start Data to use
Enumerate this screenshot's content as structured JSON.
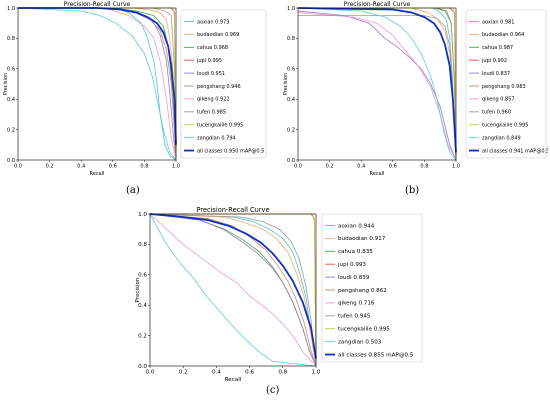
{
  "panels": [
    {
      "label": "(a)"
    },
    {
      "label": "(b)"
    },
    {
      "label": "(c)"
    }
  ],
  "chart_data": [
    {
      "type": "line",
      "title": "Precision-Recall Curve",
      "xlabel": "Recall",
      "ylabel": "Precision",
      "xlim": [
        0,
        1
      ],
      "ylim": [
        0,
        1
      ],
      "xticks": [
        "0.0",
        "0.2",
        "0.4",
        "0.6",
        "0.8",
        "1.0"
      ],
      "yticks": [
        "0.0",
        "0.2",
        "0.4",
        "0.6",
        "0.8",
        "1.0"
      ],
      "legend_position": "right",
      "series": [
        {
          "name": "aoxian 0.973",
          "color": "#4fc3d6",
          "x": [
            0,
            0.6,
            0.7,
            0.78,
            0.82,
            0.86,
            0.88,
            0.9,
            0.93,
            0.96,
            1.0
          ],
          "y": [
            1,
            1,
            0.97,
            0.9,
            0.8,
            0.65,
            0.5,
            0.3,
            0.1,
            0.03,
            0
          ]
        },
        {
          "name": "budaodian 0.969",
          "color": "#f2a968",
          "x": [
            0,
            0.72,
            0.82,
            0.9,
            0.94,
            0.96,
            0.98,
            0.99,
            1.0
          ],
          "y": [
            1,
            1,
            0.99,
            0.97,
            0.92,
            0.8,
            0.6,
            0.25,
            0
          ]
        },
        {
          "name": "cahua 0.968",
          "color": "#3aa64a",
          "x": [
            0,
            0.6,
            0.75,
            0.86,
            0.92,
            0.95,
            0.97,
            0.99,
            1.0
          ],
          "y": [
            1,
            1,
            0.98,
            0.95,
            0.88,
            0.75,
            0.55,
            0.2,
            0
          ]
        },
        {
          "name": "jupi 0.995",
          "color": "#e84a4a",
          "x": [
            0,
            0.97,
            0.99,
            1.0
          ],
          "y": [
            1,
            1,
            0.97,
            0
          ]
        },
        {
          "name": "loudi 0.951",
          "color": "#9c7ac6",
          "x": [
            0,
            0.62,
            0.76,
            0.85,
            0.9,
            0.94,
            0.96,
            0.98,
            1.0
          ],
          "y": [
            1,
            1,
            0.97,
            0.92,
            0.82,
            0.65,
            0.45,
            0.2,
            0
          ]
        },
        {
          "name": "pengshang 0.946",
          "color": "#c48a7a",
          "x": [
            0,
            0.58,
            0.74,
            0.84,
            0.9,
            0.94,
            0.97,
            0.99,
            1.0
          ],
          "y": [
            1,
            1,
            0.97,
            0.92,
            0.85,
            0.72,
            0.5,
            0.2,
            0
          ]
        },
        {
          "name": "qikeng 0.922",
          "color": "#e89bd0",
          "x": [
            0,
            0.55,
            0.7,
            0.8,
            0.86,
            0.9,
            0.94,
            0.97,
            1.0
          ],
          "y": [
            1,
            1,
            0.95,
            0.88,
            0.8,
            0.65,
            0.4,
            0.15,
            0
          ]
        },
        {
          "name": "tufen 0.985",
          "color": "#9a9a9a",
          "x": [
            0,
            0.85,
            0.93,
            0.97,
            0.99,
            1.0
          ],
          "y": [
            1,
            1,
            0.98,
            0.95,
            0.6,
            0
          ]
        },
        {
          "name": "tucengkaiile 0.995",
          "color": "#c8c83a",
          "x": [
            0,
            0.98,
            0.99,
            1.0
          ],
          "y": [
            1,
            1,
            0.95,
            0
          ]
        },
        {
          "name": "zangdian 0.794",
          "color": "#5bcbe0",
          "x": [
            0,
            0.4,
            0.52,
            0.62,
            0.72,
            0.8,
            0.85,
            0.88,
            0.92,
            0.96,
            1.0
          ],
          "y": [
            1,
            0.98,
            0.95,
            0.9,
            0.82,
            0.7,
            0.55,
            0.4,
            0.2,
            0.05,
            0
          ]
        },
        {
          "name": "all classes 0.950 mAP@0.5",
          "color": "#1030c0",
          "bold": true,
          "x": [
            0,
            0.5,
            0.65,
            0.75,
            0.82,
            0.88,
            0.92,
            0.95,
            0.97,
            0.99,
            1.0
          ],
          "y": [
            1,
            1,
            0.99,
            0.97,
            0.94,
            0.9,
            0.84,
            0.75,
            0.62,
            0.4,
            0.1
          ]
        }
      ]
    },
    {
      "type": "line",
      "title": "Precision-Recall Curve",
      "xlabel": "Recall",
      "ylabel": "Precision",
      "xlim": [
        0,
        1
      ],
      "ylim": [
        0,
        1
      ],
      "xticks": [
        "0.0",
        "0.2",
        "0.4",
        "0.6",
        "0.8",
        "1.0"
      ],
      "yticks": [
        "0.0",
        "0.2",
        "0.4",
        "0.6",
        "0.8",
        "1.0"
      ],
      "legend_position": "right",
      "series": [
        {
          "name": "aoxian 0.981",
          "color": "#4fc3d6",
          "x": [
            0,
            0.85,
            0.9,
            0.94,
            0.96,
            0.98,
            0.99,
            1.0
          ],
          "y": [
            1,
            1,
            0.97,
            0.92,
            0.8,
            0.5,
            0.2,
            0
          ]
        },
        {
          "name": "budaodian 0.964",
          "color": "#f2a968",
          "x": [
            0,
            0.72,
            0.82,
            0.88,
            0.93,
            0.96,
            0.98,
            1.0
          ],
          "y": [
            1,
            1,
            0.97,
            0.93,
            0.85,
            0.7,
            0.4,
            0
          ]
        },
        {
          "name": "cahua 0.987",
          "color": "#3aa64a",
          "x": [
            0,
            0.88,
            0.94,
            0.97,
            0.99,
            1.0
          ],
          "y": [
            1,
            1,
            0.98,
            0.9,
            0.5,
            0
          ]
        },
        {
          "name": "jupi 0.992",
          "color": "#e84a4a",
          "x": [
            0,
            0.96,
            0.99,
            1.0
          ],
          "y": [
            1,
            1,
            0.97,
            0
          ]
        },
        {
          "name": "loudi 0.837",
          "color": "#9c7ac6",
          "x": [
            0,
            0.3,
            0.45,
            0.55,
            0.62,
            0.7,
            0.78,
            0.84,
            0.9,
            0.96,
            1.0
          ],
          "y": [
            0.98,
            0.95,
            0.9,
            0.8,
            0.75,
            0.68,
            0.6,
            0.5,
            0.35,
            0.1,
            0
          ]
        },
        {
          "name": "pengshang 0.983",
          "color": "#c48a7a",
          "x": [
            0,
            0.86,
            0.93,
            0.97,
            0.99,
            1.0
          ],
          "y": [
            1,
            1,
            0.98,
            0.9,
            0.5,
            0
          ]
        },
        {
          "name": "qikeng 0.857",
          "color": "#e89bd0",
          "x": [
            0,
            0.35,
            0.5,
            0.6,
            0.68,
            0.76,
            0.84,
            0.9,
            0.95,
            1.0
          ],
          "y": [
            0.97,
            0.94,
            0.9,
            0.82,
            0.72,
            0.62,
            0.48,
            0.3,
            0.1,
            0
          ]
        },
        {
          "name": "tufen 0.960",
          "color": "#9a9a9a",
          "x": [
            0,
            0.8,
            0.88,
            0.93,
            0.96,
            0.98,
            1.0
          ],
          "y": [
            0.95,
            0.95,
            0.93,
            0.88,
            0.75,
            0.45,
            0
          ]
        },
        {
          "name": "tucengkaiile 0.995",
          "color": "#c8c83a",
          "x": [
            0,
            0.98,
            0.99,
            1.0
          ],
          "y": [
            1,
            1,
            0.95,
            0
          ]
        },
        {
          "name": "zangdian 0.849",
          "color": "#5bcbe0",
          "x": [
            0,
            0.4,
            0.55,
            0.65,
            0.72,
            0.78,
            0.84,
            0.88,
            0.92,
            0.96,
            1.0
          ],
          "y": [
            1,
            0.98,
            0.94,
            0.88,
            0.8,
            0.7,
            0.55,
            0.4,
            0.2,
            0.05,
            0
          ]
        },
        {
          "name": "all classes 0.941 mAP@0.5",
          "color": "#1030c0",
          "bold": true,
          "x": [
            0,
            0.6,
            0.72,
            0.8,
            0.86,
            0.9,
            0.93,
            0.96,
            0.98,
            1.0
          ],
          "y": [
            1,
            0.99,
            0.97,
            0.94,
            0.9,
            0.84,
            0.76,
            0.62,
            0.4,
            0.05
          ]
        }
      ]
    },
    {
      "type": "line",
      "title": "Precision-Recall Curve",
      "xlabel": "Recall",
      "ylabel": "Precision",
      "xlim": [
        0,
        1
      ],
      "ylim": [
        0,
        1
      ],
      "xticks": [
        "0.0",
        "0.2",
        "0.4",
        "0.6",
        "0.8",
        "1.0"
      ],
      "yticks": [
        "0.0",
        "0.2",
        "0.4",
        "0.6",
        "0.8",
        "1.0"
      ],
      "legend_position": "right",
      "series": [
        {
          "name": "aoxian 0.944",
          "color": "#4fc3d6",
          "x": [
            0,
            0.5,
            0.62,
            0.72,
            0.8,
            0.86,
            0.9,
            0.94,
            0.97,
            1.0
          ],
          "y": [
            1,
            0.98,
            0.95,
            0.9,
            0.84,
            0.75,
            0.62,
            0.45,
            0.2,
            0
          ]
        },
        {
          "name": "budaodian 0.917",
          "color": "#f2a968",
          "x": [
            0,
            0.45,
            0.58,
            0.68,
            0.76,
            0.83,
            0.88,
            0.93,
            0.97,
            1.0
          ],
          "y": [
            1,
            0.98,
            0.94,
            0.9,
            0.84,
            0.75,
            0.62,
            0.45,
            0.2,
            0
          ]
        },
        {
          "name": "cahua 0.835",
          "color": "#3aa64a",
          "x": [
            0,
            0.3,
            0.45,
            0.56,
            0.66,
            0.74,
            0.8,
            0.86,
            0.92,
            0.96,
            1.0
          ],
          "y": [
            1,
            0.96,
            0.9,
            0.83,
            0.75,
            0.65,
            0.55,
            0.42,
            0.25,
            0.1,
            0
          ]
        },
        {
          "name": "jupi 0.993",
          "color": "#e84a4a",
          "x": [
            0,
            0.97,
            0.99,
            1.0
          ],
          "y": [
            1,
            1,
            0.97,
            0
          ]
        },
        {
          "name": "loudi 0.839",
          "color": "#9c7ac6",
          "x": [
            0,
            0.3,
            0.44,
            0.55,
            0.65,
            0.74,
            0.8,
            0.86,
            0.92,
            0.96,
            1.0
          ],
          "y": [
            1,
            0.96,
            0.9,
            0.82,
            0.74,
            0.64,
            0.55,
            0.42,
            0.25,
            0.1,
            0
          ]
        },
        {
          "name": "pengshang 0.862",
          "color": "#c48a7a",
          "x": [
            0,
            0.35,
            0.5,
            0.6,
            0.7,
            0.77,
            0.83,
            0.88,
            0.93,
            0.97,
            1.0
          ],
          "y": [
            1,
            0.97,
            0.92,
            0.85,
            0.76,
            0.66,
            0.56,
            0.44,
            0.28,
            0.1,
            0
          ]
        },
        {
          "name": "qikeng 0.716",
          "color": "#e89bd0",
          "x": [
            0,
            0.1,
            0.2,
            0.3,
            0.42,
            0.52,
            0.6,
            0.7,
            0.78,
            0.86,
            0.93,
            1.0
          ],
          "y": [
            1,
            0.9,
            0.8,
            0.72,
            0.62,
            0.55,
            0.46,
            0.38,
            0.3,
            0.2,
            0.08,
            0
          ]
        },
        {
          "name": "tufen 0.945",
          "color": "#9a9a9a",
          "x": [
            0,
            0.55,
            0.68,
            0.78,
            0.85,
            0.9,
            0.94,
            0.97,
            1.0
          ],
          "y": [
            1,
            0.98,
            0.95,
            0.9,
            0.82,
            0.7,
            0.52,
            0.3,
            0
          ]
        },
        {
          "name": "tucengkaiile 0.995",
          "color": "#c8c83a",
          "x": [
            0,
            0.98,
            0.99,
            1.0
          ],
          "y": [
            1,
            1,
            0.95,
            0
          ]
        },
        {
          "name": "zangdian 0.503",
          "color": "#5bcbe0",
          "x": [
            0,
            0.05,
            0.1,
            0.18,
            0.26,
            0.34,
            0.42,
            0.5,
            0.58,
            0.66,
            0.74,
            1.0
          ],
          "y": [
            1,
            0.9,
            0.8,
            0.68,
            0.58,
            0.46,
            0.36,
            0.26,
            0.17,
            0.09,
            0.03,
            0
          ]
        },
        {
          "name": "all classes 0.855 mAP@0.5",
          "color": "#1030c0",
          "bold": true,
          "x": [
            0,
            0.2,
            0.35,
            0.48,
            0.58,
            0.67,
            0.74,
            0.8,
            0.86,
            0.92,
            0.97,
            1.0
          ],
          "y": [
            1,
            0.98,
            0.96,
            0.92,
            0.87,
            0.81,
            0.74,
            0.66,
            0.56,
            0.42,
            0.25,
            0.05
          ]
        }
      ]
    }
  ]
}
end Data to use
Compute how many lines include the string "pengshang", then give that number by itself.

→ **Task solution**:
3